### Goal
Print the data exactly, leaving nothing out.

***** Data provided

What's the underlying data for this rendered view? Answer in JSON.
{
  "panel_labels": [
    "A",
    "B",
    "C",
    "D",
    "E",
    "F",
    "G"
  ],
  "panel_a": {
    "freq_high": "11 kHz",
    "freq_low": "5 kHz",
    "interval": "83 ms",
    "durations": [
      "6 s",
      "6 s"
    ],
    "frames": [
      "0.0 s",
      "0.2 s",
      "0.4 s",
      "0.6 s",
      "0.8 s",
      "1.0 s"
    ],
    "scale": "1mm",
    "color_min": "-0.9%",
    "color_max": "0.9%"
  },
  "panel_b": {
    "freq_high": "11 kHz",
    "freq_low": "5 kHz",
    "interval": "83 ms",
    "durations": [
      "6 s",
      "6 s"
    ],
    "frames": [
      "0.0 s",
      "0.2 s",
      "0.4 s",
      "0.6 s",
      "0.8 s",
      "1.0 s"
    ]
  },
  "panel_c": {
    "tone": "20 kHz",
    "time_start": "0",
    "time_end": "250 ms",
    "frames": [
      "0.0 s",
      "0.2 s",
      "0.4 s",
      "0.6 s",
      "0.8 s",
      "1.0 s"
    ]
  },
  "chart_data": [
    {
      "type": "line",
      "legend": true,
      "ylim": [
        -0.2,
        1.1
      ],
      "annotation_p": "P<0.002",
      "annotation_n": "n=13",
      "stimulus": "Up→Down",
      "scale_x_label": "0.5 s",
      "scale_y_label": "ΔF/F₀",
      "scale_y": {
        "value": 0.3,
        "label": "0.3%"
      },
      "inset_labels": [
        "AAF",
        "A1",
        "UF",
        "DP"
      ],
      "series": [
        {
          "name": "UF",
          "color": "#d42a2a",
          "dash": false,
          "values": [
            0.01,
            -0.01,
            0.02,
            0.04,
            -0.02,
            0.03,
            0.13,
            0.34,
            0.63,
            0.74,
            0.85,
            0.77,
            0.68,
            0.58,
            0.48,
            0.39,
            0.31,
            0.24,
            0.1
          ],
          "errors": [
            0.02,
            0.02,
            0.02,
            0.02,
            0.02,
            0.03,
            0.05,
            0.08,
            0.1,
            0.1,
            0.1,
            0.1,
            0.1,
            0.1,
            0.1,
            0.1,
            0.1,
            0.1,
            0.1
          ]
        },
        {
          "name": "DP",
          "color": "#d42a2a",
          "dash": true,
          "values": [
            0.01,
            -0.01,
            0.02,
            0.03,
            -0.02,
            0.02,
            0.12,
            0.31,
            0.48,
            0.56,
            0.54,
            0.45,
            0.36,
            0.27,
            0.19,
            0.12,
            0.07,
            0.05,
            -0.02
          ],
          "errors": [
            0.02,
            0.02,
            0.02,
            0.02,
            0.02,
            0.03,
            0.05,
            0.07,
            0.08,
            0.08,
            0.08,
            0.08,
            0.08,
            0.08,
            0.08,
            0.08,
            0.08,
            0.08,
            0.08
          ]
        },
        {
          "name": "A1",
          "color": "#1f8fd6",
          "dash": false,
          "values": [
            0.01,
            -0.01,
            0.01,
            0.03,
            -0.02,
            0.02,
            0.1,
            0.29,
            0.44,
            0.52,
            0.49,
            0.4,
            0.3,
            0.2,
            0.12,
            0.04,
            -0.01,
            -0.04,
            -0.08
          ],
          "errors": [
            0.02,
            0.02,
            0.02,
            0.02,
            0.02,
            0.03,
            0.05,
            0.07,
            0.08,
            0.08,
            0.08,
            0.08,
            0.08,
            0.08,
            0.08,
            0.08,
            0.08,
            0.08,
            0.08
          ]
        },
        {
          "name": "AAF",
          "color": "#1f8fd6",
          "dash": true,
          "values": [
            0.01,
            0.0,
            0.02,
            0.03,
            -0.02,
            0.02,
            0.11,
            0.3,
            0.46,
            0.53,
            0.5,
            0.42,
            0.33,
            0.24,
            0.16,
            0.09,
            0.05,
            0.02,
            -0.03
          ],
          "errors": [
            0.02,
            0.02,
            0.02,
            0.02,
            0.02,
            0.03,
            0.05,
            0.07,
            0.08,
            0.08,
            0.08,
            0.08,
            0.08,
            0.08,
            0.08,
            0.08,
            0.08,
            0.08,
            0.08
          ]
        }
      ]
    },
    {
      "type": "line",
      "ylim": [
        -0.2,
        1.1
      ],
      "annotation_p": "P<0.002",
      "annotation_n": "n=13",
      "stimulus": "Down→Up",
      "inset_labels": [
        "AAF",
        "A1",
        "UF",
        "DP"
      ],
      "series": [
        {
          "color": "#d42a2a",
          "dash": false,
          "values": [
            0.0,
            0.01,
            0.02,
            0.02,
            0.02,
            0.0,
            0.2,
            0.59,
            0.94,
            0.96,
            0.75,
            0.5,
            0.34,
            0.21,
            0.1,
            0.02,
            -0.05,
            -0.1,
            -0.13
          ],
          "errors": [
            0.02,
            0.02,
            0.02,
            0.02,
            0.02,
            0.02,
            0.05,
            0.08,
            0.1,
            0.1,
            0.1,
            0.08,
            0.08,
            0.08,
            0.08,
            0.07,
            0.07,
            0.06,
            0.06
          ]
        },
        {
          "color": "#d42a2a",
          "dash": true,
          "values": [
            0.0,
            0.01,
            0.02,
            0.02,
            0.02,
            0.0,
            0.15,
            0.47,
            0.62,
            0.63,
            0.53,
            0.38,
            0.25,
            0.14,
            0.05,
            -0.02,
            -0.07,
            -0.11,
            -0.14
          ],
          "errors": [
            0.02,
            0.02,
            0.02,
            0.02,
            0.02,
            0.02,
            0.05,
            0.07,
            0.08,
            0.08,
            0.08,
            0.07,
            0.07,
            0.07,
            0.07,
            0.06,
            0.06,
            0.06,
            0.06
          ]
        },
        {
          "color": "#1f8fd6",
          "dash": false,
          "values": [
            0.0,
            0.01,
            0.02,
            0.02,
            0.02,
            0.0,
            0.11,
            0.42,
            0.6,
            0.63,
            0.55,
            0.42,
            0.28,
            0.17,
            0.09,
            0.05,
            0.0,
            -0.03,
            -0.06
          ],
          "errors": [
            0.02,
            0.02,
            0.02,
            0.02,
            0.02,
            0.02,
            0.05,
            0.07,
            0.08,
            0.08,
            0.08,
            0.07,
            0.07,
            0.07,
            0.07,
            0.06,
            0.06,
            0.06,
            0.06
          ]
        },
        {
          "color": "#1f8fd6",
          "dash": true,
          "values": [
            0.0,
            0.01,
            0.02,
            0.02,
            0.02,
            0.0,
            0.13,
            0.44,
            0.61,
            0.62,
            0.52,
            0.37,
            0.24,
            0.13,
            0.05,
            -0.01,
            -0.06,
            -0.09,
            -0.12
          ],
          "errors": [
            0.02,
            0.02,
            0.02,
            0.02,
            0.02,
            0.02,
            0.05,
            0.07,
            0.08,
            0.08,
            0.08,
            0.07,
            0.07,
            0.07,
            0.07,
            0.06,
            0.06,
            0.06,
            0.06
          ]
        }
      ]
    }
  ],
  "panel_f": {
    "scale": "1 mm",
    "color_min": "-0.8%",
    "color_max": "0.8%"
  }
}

**********

### Full output
What's the underlying data for this rendered view? Answer in JSON.
{
  "panel_labels": [
    "A",
    "B",
    "C",
    "D",
    "E",
    "F",
    "G"
  ],
  "panel_a": {
    "freq_high": "11 kHz",
    "freq_low": "5 kHz",
    "interval": "83 ms",
    "durations": [
      "6 s",
      "6 s"
    ],
    "frames": [
      "0.0 s",
      "0.2 s",
      "0.4 s",
      "0.6 s",
      "0.8 s",
      "1.0 s"
    ],
    "scale": "1mm",
    "color_min": "-0.9%",
    "color_max": "0.9%"
  },
  "panel_b": {
    "freq_high": "11 kHz",
    "freq_low": "5 kHz",
    "interval": "83 ms",
    "durations": [
      "6 s",
      "6 s"
    ],
    "frames": [
      "0.0 s",
      "0.2 s",
      "0.4 s",
      "0.6 s",
      "0.8 s",
      "1.0 s"
    ]
  },
  "panel_c": {
    "tone": "20 kHz",
    "time_start": "0",
    "time_end": "250 ms",
    "frames": [
      "0.0 s",
      "0.2 s",
      "0.4 s",
      "0.6 s",
      "0.8 s",
      "1.0 s"
    ]
  },
  "chart_data": [
    {
      "type": "line",
      "legend": true,
      "ylim": [
        -0.2,
        1.1
      ],
      "annotation_p": "P<0.002",
      "annotation_n": "n=13",
      "stimulus": "Up→Down",
      "scale_x_label": "0.5 s",
      "scale_y_label": "ΔF/F₀",
      "scale_y": {
        "value": 0.3,
        "label": "0.3%"
      },
      "inset_labels": [
        "AAF",
        "A1",
        "UF",
        "DP"
      ],
      "series": [
        {
          "name": "UF",
          "color": "#d42a2a",
          "dash": false,
          "values": [
            0.01,
            -0.01,
            0.02,
            0.04,
            -0.02,
            0.03,
            0.13,
            0.34,
            0.63,
            0.74,
            0.85,
            0.77,
            0.68,
            0.58,
            0.48,
            0.39,
            0.31,
            0.24,
            0.1
          ],
          "errors": [
            0.02,
            0.02,
            0.02,
            0.02,
            0.02,
            0.03,
            0.05,
            0.08,
            0.1,
            0.1,
            0.1,
            0.1,
            0.1,
            0.1,
            0.1,
            0.1,
            0.1,
            0.1,
            0.1
          ]
        },
        {
          "name": "DP",
          "color": "#d42a2a",
          "dash": true,
          "values": [
            0.01,
            -0.01,
            0.02,
            0.03,
            -0.02,
            0.02,
            0.12,
            0.31,
            0.48,
            0.56,
            0.54,
            0.45,
            0.36,
            0.27,
            0.19,
            0.12,
            0.07,
            0.05,
            -0.02
          ],
          "errors": [
            0.02,
            0.02,
            0.02,
            0.02,
            0.02,
            0.03,
            0.05,
            0.07,
            0.08,
            0.08,
            0.08,
            0.08,
            0.08,
            0.08,
            0.08,
            0.08,
            0.08,
            0.08,
            0.08
          ]
        },
        {
          "name": "A1",
          "color": "#1f8fd6",
          "dash": false,
          "values": [
            0.01,
            -0.01,
            0.01,
            0.03,
            -0.02,
            0.02,
            0.1,
            0.29,
            0.44,
            0.52,
            0.49,
            0.4,
            0.3,
            0.2,
            0.12,
            0.04,
            -0.01,
            -0.04,
            -0.08
          ],
          "errors": [
            0.02,
            0.02,
            0.02,
            0.02,
            0.02,
            0.03,
            0.05,
            0.07,
            0.08,
            0.08,
            0.08,
            0.08,
            0.08,
            0.08,
            0.08,
            0.08,
            0.08,
            0.08,
            0.08
          ]
        },
        {
          "name": "AAF",
          "color": "#1f8fd6",
          "dash": true,
          "values": [
            0.01,
            0.0,
            0.02,
            0.03,
            -0.02,
            0.02,
            0.11,
            0.3,
            0.46,
            0.53,
            0.5,
            0.42,
            0.33,
            0.24,
            0.16,
            0.09,
            0.05,
            0.02,
            -0.03
          ],
          "errors": [
            0.02,
            0.02,
            0.02,
            0.02,
            0.02,
            0.03,
            0.05,
            0.07,
            0.08,
            0.08,
            0.08,
            0.08,
            0.08,
            0.08,
            0.08,
            0.08,
            0.08,
            0.08,
            0.08
          ]
        }
      ]
    },
    {
      "type": "line",
      "ylim": [
        -0.2,
        1.1
      ],
      "annotation_p": "P<0.002",
      "annotation_n": "n=13",
      "stimulus": "Down→Up",
      "inset_labels": [
        "AAF",
        "A1",
        "UF",
        "DP"
      ],
      "series": [
        {
          "color": "#d42a2a",
          "dash": false,
          "values": [
            0.0,
            0.01,
            0.02,
            0.02,
            0.02,
            0.0,
            0.2,
            0.59,
            0.94,
            0.96,
            0.75,
            0.5,
            0.34,
            0.21,
            0.1,
            0.02,
            -0.05,
            -0.1,
            -0.13
          ],
          "errors": [
            0.02,
            0.02,
            0.02,
            0.02,
            0.02,
            0.02,
            0.05,
            0.08,
            0.1,
            0.1,
            0.1,
            0.08,
            0.08,
            0.08,
            0.08,
            0.07,
            0.07,
            0.06,
            0.06
          ]
        },
        {
          "color": "#d42a2a",
          "dash": true,
          "values": [
            0.0,
            0.01,
            0.02,
            0.02,
            0.02,
            0.0,
            0.15,
            0.47,
            0.62,
            0.63,
            0.53,
            0.38,
            0.25,
            0.14,
            0.05,
            -0.02,
            -0.07,
            -0.11,
            -0.14
          ],
          "errors": [
            0.02,
            0.02,
            0.02,
            0.02,
            0.02,
            0.02,
            0.05,
            0.07,
            0.08,
            0.08,
            0.08,
            0.07,
            0.07,
            0.07,
            0.07,
            0.06,
            0.06,
            0.06,
            0.06
          ]
        },
        {
          "color": "#1f8fd6",
          "dash": false,
          "values": [
            0.0,
            0.01,
            0.02,
            0.02,
            0.02,
            0.0,
            0.11,
            0.42,
            0.6,
            0.63,
            0.55,
            0.42,
            0.28,
            0.17,
            0.09,
            0.05,
            0.0,
            -0.03,
            -0.06
          ],
          "errors": [
            0.02,
            0.02,
            0.02,
            0.02,
            0.02,
            0.02,
            0.05,
            0.07,
            0.08,
            0.08,
            0.08,
            0.07,
            0.07,
            0.07,
            0.07,
            0.06,
            0.06,
            0.06,
            0.06
          ]
        },
        {
          "color": "#1f8fd6",
          "dash": true,
          "values": [
            0.0,
            0.01,
            0.02,
            0.02,
            0.02,
            0.0,
            0.13,
            0.44,
            0.61,
            0.62,
            0.52,
            0.37,
            0.24,
            0.13,
            0.05,
            -0.01,
            -0.06,
            -0.09,
            -0.12
          ],
          "errors": [
            0.02,
            0.02,
            0.02,
            0.02,
            0.02,
            0.02,
            0.05,
            0.07,
            0.08,
            0.08,
            0.08,
            0.07,
            0.07,
            0.07,
            0.07,
            0.06,
            0.06,
            0.06,
            0.06
          ]
        }
      ]
    }
  ],
  "panel_f": {
    "scale": "1 mm",
    "color_min": "-0.8%",
    "color_max": "0.8%"
  }
}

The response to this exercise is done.